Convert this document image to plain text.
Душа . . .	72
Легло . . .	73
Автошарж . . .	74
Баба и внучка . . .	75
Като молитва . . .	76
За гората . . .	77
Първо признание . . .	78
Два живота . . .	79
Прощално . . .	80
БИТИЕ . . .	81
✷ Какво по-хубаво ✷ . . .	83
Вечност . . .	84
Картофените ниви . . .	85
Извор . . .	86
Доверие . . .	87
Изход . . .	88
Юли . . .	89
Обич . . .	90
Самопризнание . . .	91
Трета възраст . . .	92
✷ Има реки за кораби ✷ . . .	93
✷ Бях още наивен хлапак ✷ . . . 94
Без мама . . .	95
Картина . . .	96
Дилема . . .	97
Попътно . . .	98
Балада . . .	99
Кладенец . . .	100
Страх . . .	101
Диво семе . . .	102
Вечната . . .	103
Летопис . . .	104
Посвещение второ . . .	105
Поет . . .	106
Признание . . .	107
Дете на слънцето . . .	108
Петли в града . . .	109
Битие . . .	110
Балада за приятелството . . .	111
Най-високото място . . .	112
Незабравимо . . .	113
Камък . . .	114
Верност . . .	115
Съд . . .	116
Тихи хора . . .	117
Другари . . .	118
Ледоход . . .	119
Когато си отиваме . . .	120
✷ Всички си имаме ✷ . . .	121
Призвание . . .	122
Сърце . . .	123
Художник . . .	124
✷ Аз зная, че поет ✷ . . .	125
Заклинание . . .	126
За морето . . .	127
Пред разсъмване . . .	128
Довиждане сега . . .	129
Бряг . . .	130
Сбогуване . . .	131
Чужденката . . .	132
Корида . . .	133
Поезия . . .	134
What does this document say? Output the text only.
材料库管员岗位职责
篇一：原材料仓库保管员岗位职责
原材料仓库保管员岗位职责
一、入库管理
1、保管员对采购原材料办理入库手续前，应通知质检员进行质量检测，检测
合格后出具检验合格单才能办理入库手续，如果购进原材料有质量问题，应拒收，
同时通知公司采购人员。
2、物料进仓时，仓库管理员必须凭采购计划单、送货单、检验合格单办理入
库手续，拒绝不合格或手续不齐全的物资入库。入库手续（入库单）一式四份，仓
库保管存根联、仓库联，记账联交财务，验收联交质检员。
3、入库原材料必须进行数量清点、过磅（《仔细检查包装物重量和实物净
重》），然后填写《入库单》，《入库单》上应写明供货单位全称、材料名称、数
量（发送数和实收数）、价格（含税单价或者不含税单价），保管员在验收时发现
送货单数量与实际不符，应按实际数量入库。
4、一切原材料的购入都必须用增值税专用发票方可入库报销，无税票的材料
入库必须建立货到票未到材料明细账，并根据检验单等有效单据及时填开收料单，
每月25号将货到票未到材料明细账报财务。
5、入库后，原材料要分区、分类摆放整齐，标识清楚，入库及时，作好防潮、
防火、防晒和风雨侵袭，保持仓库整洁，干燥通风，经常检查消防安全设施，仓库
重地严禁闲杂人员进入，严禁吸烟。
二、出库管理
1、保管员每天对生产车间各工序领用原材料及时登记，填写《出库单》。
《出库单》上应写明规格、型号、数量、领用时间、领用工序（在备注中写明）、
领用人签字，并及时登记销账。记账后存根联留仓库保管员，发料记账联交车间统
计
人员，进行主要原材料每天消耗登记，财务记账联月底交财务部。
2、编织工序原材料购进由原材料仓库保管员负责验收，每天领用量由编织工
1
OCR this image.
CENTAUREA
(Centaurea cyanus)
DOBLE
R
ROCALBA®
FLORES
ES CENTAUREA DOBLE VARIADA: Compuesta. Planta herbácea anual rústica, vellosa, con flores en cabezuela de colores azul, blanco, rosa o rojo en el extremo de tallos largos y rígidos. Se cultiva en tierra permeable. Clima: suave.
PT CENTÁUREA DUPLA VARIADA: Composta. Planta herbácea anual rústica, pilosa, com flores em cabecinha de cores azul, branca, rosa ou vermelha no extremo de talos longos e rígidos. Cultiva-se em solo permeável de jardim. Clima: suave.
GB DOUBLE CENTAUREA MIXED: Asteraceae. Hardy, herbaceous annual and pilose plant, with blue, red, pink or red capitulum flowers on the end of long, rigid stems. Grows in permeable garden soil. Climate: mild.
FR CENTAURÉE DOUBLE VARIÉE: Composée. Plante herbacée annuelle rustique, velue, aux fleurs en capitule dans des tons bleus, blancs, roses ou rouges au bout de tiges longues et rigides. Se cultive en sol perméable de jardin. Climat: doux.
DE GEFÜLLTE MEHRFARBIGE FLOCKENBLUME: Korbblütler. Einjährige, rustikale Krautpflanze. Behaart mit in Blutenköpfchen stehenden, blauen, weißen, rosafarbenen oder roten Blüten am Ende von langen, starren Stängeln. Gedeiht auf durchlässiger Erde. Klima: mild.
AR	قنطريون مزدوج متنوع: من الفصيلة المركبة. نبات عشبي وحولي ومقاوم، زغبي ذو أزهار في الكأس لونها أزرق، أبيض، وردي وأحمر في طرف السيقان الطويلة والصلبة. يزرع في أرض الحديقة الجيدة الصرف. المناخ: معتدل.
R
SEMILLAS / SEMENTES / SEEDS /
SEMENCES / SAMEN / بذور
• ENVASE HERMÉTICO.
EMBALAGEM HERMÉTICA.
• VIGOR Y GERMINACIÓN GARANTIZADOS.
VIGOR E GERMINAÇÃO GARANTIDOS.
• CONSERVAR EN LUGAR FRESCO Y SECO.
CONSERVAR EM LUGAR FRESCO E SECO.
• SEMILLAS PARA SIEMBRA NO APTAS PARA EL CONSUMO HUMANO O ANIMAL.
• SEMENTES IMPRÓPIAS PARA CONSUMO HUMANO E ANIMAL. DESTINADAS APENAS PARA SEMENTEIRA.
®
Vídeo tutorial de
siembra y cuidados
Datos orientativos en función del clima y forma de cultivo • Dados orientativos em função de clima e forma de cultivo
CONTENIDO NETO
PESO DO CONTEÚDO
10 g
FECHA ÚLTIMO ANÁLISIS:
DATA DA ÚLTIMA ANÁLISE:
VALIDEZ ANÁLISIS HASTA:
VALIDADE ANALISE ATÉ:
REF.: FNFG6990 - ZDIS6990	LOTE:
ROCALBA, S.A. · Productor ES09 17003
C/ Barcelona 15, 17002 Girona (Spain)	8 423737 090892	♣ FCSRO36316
::::::
*Direction*
Retype every entry word for word.

*Reply*
Convert this document image to plain text.
Душа . . .	72
Легло . . .	73
Автошарж . . .	74
Баба и внучка . . .	75
Като молитва . . .	76
За гората . . .	77
Първо признание . . .	78
Два живота . . .	79
Прощално . . .	80
БИТИЕ . . .	81
✷ Какво по-хубаво ✷ . . .	83
Вечност . . .	84
Картофените ниви . . .	85
Извор . . .	86
Доверие . . .	87
Изход . . .	88
Юли . . .	89
Обич . . .	90
Самопризнание . . .	91
Трета възраст . . .	92
✷ Има реки за кораби ✷ . . .	93
✷ Бях още наивен хлапак ✷ . . . 94
Без мама . . .	95
Картина . . .	96
Дилема . . .	97
Попътно . . .	98
Балада . . .	99
Кладенец . . .	100
Страх . . .	101
Диво семе . . .	102
Вечната . . .	103
Летопис . . .	104
Посвещение второ . . .	105
Поет . . .	106
Признание . . .	107
Дете на слънцето . . .	108
Петли в града . . .	109
Битие . . .	110
Балада за приятелството . . .	111
Най-високото място . . .	112
Незабравимо . . .	113
Камък . . .	114
Верност . . .	115
Съд . . .	116
Тихи хора . . .	117
Другари . . .	118
Ледоход . . .	119
Когато си отиваме . . .	120
✷ Всички си имаме ✷ . . .	121
Призвание . . .	122
Сърце . . .	123
Художник . . .	124
✷ Аз зная, че поет ✷ . . .	125
Заклинание . . .	126
За морето . . .	127
Пред разсъмване . . .	128
Довиждане сега . . .	129
Бряг . . .	130
Сбогуване . . .	131
Чужденката . . .	132
Корида . . .	133
Поезия . . .	134
What does this document say? Output the text only.
材料库管员岗位职责
篇一：原材料仓库保管员岗位职责
原材料仓库保管员岗位职责
一、入库管理
1、保管员对采购原材料办理入库手续前，应通知质检员进行质量检测，检测
合格后出具检验合格单才能办理入库手续，如果购进原材料有质量问题，应拒收，
同时通知公司采购人员。
2、物料进仓时，仓库管理员必须凭采购计划单、送货单、检验合格单办理入
库手续，拒绝不合格或手续不齐全的物资入库。入库手续（入库单）一式四份，仓
库保管存根联、仓库联，记账联交财务，验收联交质检员。
3、入库原材料必须进行数量清点、过磅（《仔细检查包装物重量和实物净
重》），然后填写《入库单》，《入库单》上应写明供货单位全称、材料名称、数
量（发送数和实收数）、价格（含税单价或者不含税单价），保管员在验收时发现
送货单数量与实际不符，应按实际数量入库。
4、一切原材料的购入都必须用增值税专用发票方可入库报销，无税票的材料
入库必须建立货到票未到材料明细账，并根据检验单等有效单据及时填开收料单，
每月25号将货到票未到材料明细账报财务。
5、入库后，原材料要分区、分类摆放整齐，标识清楚，入库及时，作好防潮、
防火、防晒和风雨侵袭，保持仓库整洁，干燥通风，经常检查消防安全设施，仓库
重地严禁闲杂人员进入，严禁吸烟。
二、出库管理
1、保管员每天对生产车间各工序领用原材料及时登记，填写《出库单》。
《出库单》上应写明规格、型号、数量、领用时间、领用工序（在备注中写明）、
领用人签字，并及时登记销账。记账后存根联留仓库保管员，发料记账联交车间统
计
人员，进行主要原材料每天消耗登记，财务记账联月底交财务部。
2、编织工序原材料购进由原材料仓库保管员负责验收，每天领用量由编织工
1
OCR this image.
CENTAUREA
(Centaurea cyanus)
DOBLE
R
ROCALBA®
FLORES
ES CENTAUREA DOBLE VARIADA: Compuesta. Planta herbácea anual rústica, vellosa, con flores en cabezuela de colores azul, blanco, rosa o rojo en el extremo de tallos largos y rígidos. Se cultiva en tierra permeable. Clima: suave.
PT CENTÁUREA DUPLA VARIADA: Composta. Planta herbácea anual rústica, pilosa, com flores em cabecinha de cores azul, branca, rosa ou vermelha no extremo de talos longos e rígidos. Cultiva-se em solo permeável de jardim. Clima: suave.
GB DOUBLE CENTAUREA MIXED: Asteraceae. Hardy, herbaceous annual and pilose plant, with blue, red, pink or red capitulum flowers on the end of long, rigid stems. Grows in permeable garden soil. Climate: mild.
FR CENTAURÉE DOUBLE VARIÉE: Composée. Plante herbacée annuelle rustique, velue, aux fleurs en capitule dans des tons bleus, blancs, roses ou rouges au bout de tiges longues et rigides. Se cultive en sol perméable de jardin. Climat: doux.
DE GEFÜLLTE MEHRFARBIGE FLOCKENBLUME: Korbblütler. Einjährige, rustikale Krautpflanze. Behaart mit in Blutenköpfchen stehenden, blauen, weißen, rosafarbenen oder roten Blüten am Ende von langen, starren Stängeln. Gedeiht auf durchlässiger Erde. Klima: mild.
AR	قنطريون مزدوج متنوع: من الفصيلة المركبة. نبات عشبي وحولي ومقاوم، زغبي ذو أزهار في الكأس لونها أزرق، أبيض، وردي وأحمر في طرف السيقان الطويلة والصلبة. يزرع في أرض الحديقة الجيدة الصرف. المناخ: معتدل.
R
SEMILLAS / SEMENTES / SEEDS /
SEMENCES / SAMEN / بذور
• ENVASE HERMÉTICO.
EMBALAGEM HERMÉTICA.
• VIGOR Y GERMINACIÓN GARANTIZADOS.
VIGOR E GERMINAÇÃO GARANTIDOS.
• CONSERVAR EN LUGAR FRESCO Y SECO.
CONSERVAR EM LUGAR FRESCO E SECO.
• SEMILLAS PARA SIEMBRA NO APTAS PARA EL CONSUMO HUMANO O ANIMAL.
• SEMENTES IMPRÓPIAS PARA CONSUMO HUMANO E ANIMAL. DESTINADAS APENAS PARA SEMENTEIRA.
®
Vídeo tutorial de
siembra y cuidados
Datos orientativos en función del clima y forma de cultivo • Dados orientativos em função de clima e forma de cultivo
CONTENIDO NETO
PESO DO CONTEÚDO
10 g
FECHA ÚLTIMO ANÁLISIS:
DATA DA ÚLTIMA ANÁLISE:
VALIDEZ ANÁLISIS HASTA:
VALIDADE ANALISE ATÉ:
REF.: FNFG6990 - ZDIS6990	LOTE:
ROCALBA, S.A. · Productor ES09 17003
C/ Barcelona 15, 17002 Girona (Spain)	8 423737 090892	♣ FCSRO36316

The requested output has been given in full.